━━━ Dataset excerpts ━━━

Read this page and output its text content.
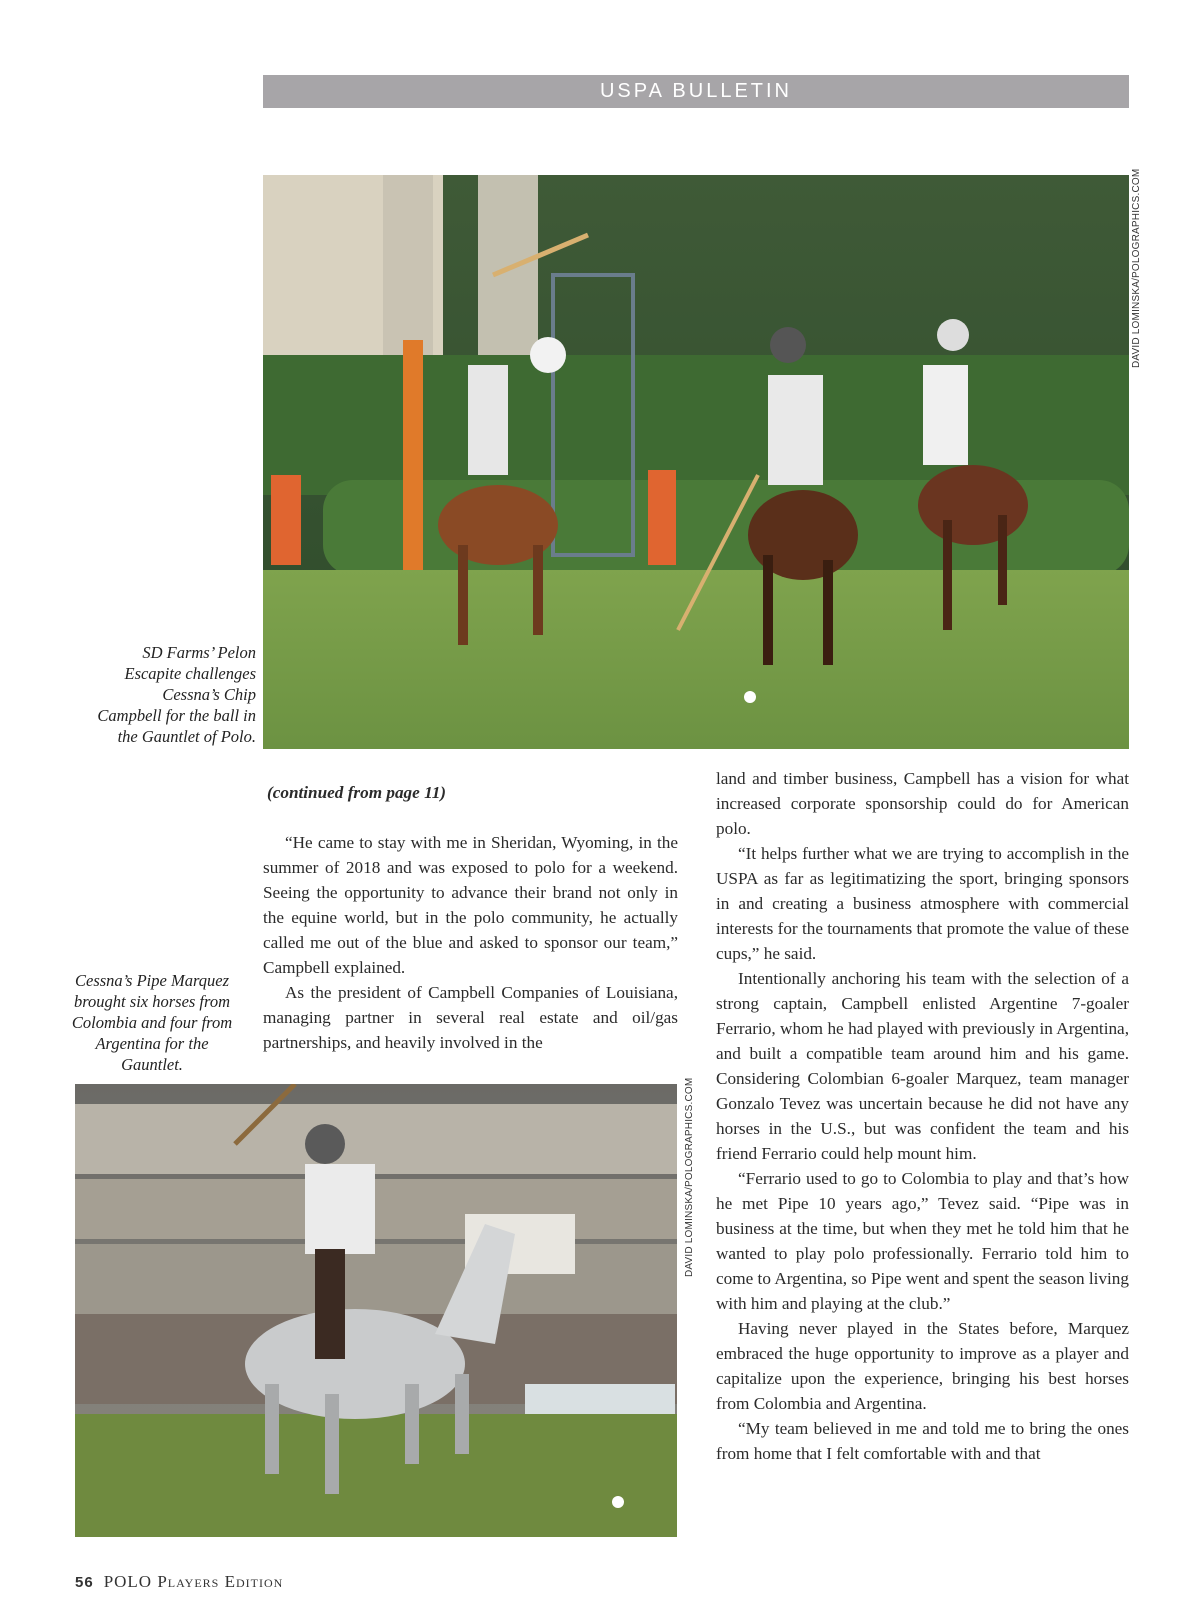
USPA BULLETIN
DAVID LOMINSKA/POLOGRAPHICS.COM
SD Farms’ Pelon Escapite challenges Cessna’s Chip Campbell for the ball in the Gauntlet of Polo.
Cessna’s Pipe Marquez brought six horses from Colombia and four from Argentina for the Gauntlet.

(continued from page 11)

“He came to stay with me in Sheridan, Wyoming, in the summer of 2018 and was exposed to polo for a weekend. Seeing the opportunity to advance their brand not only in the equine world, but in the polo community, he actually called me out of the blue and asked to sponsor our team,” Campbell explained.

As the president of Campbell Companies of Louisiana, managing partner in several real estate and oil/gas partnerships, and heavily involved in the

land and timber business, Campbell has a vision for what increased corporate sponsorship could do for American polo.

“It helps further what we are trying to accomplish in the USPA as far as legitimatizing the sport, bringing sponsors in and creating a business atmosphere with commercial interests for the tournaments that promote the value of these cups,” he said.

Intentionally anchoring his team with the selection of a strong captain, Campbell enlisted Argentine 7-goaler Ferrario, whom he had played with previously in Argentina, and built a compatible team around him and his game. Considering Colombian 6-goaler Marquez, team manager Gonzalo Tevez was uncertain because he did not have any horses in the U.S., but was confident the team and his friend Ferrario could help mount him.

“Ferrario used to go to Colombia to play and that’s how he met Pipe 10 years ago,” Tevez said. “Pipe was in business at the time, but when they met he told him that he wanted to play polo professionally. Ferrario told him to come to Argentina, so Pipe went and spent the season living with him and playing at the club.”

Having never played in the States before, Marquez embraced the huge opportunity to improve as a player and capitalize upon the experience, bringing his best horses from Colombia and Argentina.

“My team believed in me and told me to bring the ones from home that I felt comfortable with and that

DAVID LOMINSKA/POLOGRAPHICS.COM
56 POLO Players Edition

━━━

• Written request: Gather all lines from the listing above in which "USPA" occurs.

• Task solution:
USPA BULLETIN
“It helps further what we are trying to accomplish in the USPA as far as legitimatizing the sport, bringing sponsors in and creating a business atmosphere with commercial interests for the tournaments that promote the value of these cups,” he said.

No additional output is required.